- _EXERCISE OBJECTIVE_:
Identify all lines of the data containing the string "Index" and copy them.
--- START OF EXTRACTED DATA ---
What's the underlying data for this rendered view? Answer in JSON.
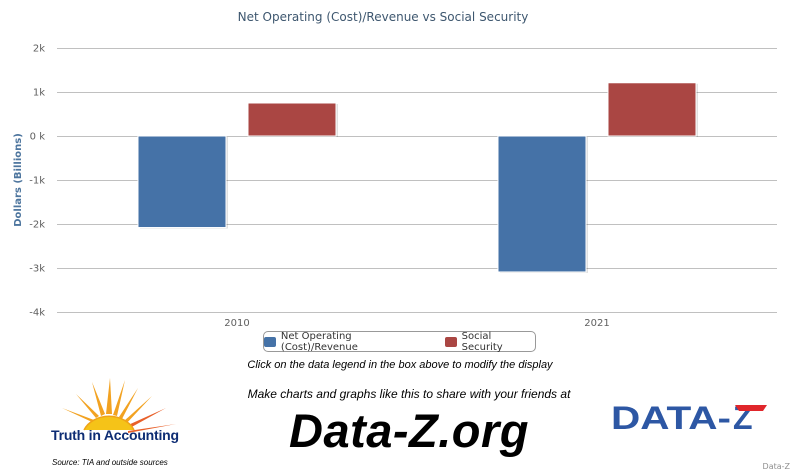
{
  "chart_data": {
    "type": "bar",
    "title": "Net Operating (Cost)/Revenue vs Social Security",
    "ylabel": "Dollars (Billions)",
    "xlabel": "",
    "categories": [
      "2010",
      "2021"
    ],
    "ylim": [
      -4000,
      2000
    ],
    "yticks": [
      2000,
      1000,
      0,
      -1000,
      -2000,
      -3000,
      -4000
    ],
    "ytick_labels": [
      "2k",
      "1k",
      "0 k",
      "-1k",
      "-2k",
      "-3k",
      "-4k"
    ],
    "grid": true,
    "legend_position": "bottom-center",
    "series": [
      {
        "name": "Net Operating (Cost)/Revenue",
        "color": "#4572a7",
        "values": [
          -2080,
          -3090
        ]
      },
      {
        "name": "Social Security",
        "color": "#aa4643",
        "values": [
          750,
          1210
        ]
      }
    ]
  },
  "hint_text": "Click on the data legend in the box above to modify the display",
  "share_text": "Make charts and graphs like this to share with your friends at",
  "site_text": "Data-Z.org",
  "tia_logo_text": "Truth in Accounting",
  "source_text": "Source: TIA and outside sources",
  "datz_logo_text": "DATA-Z",
  "credit_text": "Data-Z"
}
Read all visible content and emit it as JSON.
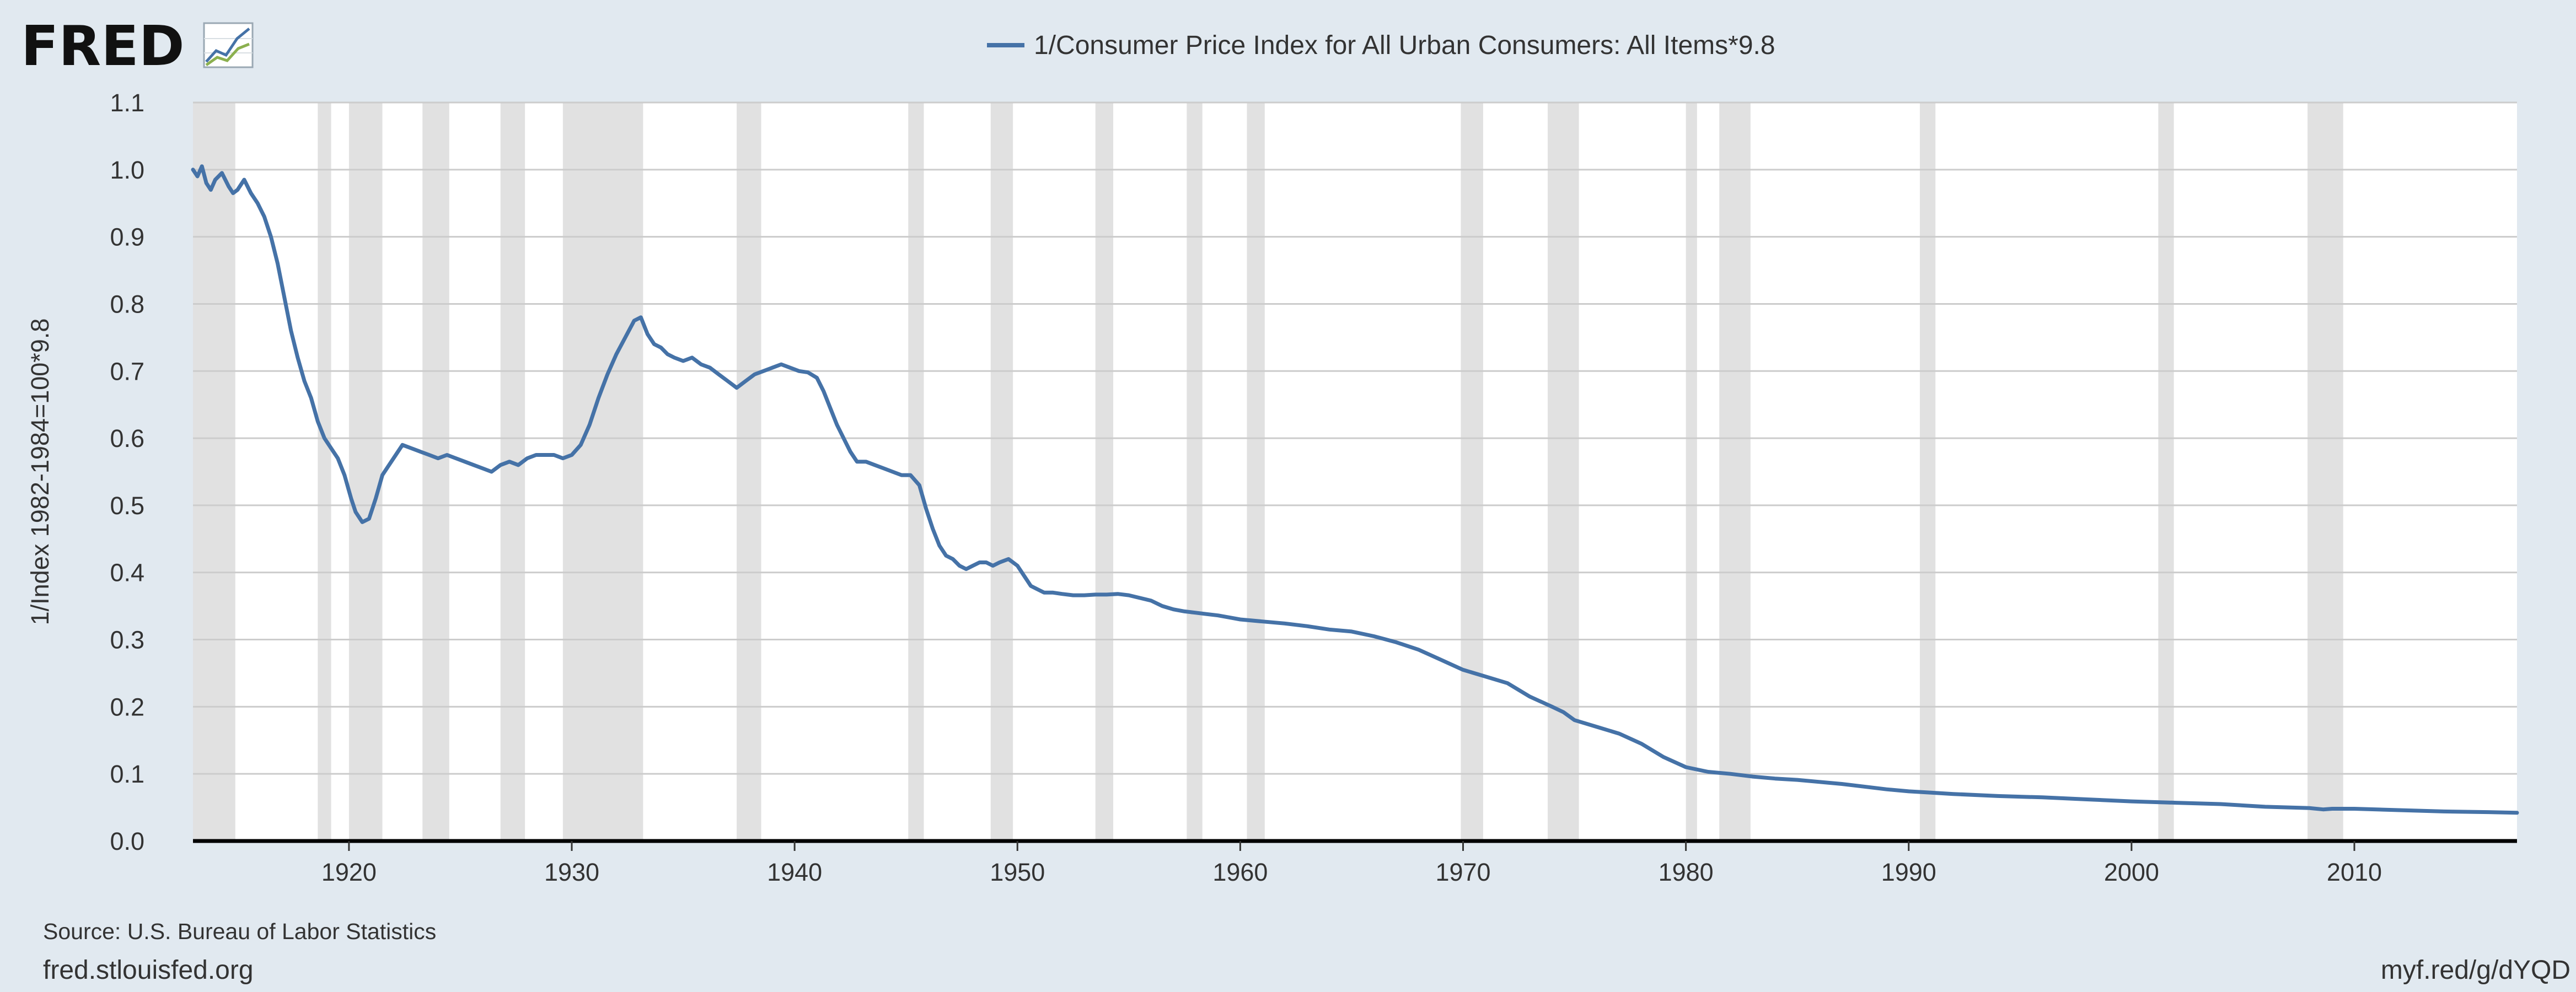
{
  "brand": {
    "name": "FRED"
  },
  "source_note": "Source: U.S. Bureau of Labor Statistics",
  "site": "fred.stlouisfed.org",
  "short_link": "myf.red/g/dYQD",
  "chart_data": {
    "type": "line",
    "ylabel": "1/Index 1982-1984=100*9.8",
    "xlim": [
      1913,
      2017.3
    ],
    "ylim": [
      0.0,
      1.1
    ],
    "yticks": [
      0.0,
      0.1,
      0.2,
      0.3,
      0.4,
      0.5,
      0.6,
      0.7,
      0.8,
      0.9,
      1.0,
      1.1
    ],
    "xticks": [
      1920,
      1930,
      1940,
      1950,
      1960,
      1970,
      1980,
      1990,
      2000,
      2010
    ],
    "grid": true,
    "legend_position": "top-center",
    "colors": {
      "line": "#4572a7",
      "recession": "#e1e1e1",
      "plot_bg": "#ffffff",
      "page_bg": "#e1e9f0"
    },
    "recessions": [
      [
        1913.0,
        1914.9
      ],
      [
        1918.6,
        1919.2
      ],
      [
        1920.0,
        1921.5
      ],
      [
        1923.3,
        1924.5
      ],
      [
        1926.8,
        1927.9
      ],
      [
        1929.6,
        1933.2
      ],
      [
        1937.4,
        1938.5
      ],
      [
        1945.1,
        1945.8
      ],
      [
        1948.8,
        1949.8
      ],
      [
        1953.5,
        1954.3
      ],
      [
        1957.6,
        1958.3
      ],
      [
        1960.3,
        1961.1
      ],
      [
        1969.9,
        1970.9
      ],
      [
        1973.8,
        1975.2
      ],
      [
        1980.0,
        1980.5
      ],
      [
        1981.5,
        1982.9
      ],
      [
        1990.5,
        1991.2
      ],
      [
        2001.2,
        2001.9
      ],
      [
        2007.9,
        2009.5
      ]
    ],
    "series": [
      {
        "name": "1/Consumer Price Index for All Urban Consumers: All Items*9.8",
        "x": [
          1913.0,
          1913.2,
          1913.4,
          1913.6,
          1913.8,
          1914.0,
          1914.3,
          1914.6,
          1914.8,
          1915.0,
          1915.3,
          1915.6,
          1915.9,
          1916.2,
          1916.5,
          1916.8,
          1917.1,
          1917.4,
          1917.7,
          1918.0,
          1918.3,
          1918.6,
          1918.9,
          1919.2,
          1919.5,
          1919.8,
          1920.1,
          1920.3,
          1920.6,
          1920.9,
          1921.2,
          1921.5,
          1921.8,
          1922.1,
          1922.4,
          1922.8,
          1923.2,
          1923.6,
          1924.0,
          1924.4,
          1924.8,
          1925.2,
          1925.6,
          1926.0,
          1926.4,
          1926.8,
          1927.2,
          1927.6,
          1928.0,
          1928.4,
          1928.8,
          1929.2,
          1929.6,
          1930.0,
          1930.4,
          1930.8,
          1931.2,
          1931.6,
          1932.0,
          1932.4,
          1932.8,
          1933.1,
          1933.4,
          1933.7,
          1934.0,
          1934.3,
          1934.6,
          1935.0,
          1935.4,
          1935.8,
          1936.2,
          1936.6,
          1937.0,
          1937.4,
          1937.8,
          1938.2,
          1938.6,
          1939.0,
          1939.4,
          1939.8,
          1940.2,
          1940.6,
          1941.0,
          1941.3,
          1941.6,
          1941.9,
          1942.2,
          1942.5,
          1942.8,
          1943.2,
          1943.6,
          1944.0,
          1944.4,
          1944.8,
          1945.2,
          1945.6,
          1945.9,
          1946.2,
          1946.5,
          1946.8,
          1947.1,
          1947.4,
          1947.7,
          1948.0,
          1948.3,
          1948.6,
          1948.9,
          1949.2,
          1949.6,
          1950.0,
          1950.3,
          1950.6,
          1950.9,
          1951.2,
          1951.6,
          1952.0,
          1952.5,
          1953.0,
          1953.5,
          1954.0,
          1954.5,
          1955.0,
          1955.5,
          1956.0,
          1956.5,
          1957.0,
          1957.5,
          1958.0,
          1958.5,
          1959.0,
          1959.5,
          1960.0,
          1961.0,
          1962.0,
          1963.0,
          1964.0,
          1965.0,
          1966.0,
          1967.0,
          1968.0,
          1969.0,
          1970.0,
          1971.0,
          1972.0,
          1973.0,
          1974.0,
          1974.5,
          1975.0,
          1976.0,
          1977.0,
          1978.0,
          1979.0,
          1980.0,
          1981.0,
          1982.0,
          1983.0,
          1984.0,
          1985.0,
          1986.0,
          1987.0,
          1988.0,
          1989.0,
          1990.0,
          1991.0,
          1992.0,
          1994.0,
          1996.0,
          1998.0,
          2000.0,
          2002.0,
          2004.0,
          2006.0,
          2008.0,
          2008.6,
          2009.0,
          2010.0,
          2012.0,
          2014.0,
          2016.0,
          2017.3
        ],
        "y": [
          1.0,
          0.99,
          1.005,
          0.98,
          0.97,
          0.985,
          0.995,
          0.975,
          0.965,
          0.97,
          0.985,
          0.965,
          0.95,
          0.93,
          0.9,
          0.86,
          0.81,
          0.76,
          0.72,
          0.685,
          0.66,
          0.625,
          0.6,
          0.585,
          0.57,
          0.545,
          0.51,
          0.49,
          0.475,
          0.48,
          0.51,
          0.545,
          0.56,
          0.575,
          0.59,
          0.585,
          0.58,
          0.575,
          0.57,
          0.575,
          0.57,
          0.565,
          0.56,
          0.555,
          0.55,
          0.56,
          0.565,
          0.56,
          0.57,
          0.575,
          0.575,
          0.575,
          0.57,
          0.575,
          0.59,
          0.62,
          0.66,
          0.695,
          0.725,
          0.75,
          0.775,
          0.78,
          0.755,
          0.74,
          0.735,
          0.725,
          0.72,
          0.715,
          0.72,
          0.71,
          0.705,
          0.695,
          0.685,
          0.675,
          0.685,
          0.695,
          0.7,
          0.705,
          0.71,
          0.705,
          0.7,
          0.698,
          0.69,
          0.67,
          0.645,
          0.62,
          0.6,
          0.58,
          0.565,
          0.565,
          0.56,
          0.555,
          0.55,
          0.545,
          0.545,
          0.53,
          0.495,
          0.465,
          0.44,
          0.425,
          0.42,
          0.41,
          0.405,
          0.41,
          0.415,
          0.415,
          0.41,
          0.415,
          0.42,
          0.41,
          0.395,
          0.38,
          0.375,
          0.37,
          0.37,
          0.368,
          0.366,
          0.366,
          0.367,
          0.367,
          0.368,
          0.366,
          0.362,
          0.358,
          0.35,
          0.345,
          0.342,
          0.34,
          0.338,
          0.336,
          0.333,
          0.33,
          0.327,
          0.324,
          0.32,
          0.315,
          0.312,
          0.305,
          0.296,
          0.285,
          0.27,
          0.255,
          0.245,
          0.235,
          0.215,
          0.2,
          0.192,
          0.18,
          0.17,
          0.16,
          0.145,
          0.125,
          0.11,
          0.103,
          0.1,
          0.096,
          0.093,
          0.091,
          0.088,
          0.085,
          0.081,
          0.077,
          0.074,
          0.072,
          0.07,
          0.067,
          0.065,
          0.062,
          0.059,
          0.057,
          0.055,
          0.051,
          0.049,
          0.047,
          0.048,
          0.048,
          0.046,
          0.044,
          0.043,
          0.042
        ]
      }
    ]
  }
}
--- END OF EXTRACTED DATA ---
- _RESULT OF THE TASK_:
    "ylabel": "1/Index 1982-1984=100*9.8",
        "name": "1/Consumer Price Index for All Urban Consumers: All Items*9.8",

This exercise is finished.